### WHAT THE TASK ASKS
Write out, with no changes, the lines from the one containing "Enumerate the UI" through the one containing "back-label: Naspäť [358, 313, 414, 329]", including both, and leave out any picture that falls between them.

### SOURCE DATA
....

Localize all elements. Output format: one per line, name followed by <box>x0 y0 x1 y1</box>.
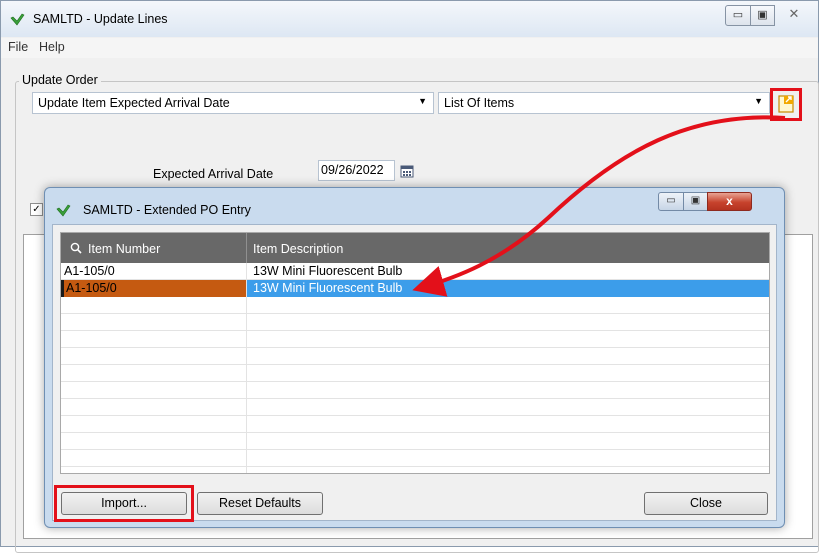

....

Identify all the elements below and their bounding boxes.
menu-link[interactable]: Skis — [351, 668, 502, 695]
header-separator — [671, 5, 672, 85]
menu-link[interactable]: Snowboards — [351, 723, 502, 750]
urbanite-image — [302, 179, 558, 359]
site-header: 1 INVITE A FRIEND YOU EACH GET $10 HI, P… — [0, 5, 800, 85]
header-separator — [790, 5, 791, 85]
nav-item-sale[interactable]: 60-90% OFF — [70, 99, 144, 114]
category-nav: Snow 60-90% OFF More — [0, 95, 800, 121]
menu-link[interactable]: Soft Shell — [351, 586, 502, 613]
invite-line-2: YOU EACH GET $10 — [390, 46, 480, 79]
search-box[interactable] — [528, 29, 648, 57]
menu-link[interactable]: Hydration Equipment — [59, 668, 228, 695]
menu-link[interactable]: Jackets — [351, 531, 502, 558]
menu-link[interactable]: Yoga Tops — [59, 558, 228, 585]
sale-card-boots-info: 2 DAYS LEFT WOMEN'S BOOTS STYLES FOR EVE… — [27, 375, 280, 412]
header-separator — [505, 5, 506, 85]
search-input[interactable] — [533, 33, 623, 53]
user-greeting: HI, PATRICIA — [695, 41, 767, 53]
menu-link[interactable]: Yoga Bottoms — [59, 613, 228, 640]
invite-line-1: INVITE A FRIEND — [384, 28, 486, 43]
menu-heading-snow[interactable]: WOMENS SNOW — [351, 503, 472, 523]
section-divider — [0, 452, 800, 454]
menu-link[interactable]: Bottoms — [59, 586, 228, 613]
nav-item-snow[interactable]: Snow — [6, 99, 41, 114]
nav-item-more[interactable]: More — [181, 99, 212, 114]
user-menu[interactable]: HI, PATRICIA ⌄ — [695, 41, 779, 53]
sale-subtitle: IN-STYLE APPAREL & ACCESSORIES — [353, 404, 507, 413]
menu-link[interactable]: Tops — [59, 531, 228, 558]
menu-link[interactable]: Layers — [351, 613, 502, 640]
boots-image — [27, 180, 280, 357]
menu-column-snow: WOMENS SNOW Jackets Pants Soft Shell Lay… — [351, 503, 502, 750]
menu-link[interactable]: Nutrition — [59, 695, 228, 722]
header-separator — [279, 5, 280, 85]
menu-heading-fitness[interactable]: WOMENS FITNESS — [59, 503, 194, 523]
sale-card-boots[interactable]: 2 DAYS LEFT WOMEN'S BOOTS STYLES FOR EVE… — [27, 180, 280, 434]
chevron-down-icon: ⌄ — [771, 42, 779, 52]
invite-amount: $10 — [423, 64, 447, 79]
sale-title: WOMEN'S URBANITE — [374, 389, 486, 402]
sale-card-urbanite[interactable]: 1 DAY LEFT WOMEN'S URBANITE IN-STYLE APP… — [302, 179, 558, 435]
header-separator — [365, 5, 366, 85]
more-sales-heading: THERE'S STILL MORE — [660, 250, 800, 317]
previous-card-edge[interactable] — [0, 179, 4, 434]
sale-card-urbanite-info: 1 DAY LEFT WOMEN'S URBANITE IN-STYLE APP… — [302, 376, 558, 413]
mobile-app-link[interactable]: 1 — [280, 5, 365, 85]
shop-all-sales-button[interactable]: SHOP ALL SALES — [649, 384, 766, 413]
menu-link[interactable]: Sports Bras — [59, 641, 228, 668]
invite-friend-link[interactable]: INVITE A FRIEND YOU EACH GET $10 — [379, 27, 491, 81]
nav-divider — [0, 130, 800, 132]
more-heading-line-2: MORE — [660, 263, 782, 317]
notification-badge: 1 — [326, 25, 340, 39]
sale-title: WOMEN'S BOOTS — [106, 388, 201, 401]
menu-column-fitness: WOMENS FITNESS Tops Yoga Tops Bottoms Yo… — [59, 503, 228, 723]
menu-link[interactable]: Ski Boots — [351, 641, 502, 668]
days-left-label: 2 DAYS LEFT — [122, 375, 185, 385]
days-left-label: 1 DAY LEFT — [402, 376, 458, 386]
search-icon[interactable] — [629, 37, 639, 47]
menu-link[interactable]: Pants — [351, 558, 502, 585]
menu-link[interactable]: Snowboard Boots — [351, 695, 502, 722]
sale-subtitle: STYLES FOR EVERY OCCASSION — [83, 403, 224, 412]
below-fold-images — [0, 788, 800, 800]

....

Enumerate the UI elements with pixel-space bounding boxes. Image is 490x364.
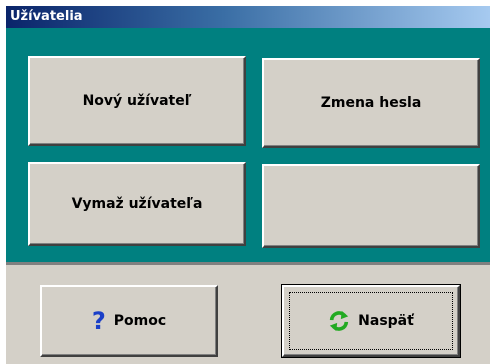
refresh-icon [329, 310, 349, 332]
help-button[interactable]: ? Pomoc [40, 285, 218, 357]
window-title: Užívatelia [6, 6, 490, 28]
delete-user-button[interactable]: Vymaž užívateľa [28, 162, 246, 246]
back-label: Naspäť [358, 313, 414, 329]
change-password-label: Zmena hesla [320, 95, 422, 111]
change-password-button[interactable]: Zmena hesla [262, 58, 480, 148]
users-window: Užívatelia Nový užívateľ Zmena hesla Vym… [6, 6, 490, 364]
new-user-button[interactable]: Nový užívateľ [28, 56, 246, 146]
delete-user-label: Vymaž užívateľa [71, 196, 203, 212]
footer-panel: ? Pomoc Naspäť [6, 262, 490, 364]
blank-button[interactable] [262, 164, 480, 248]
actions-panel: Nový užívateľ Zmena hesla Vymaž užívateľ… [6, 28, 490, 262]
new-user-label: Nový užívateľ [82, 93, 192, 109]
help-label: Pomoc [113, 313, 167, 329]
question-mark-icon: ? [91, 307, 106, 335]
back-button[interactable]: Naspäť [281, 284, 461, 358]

....

### THE RESULT
Enumerate the UI elements with pixel-space bounding boxes. Image is 490x364.
refresh-icon [329, 310, 349, 332]
help-button[interactable]: ? Pomoc [40, 285, 218, 357]
window-title: Užívatelia [6, 6, 490, 28]
delete-user-button[interactable]: Vymaž užívateľa [28, 162, 246, 246]
back-label: Naspäť [358, 313, 414, 329]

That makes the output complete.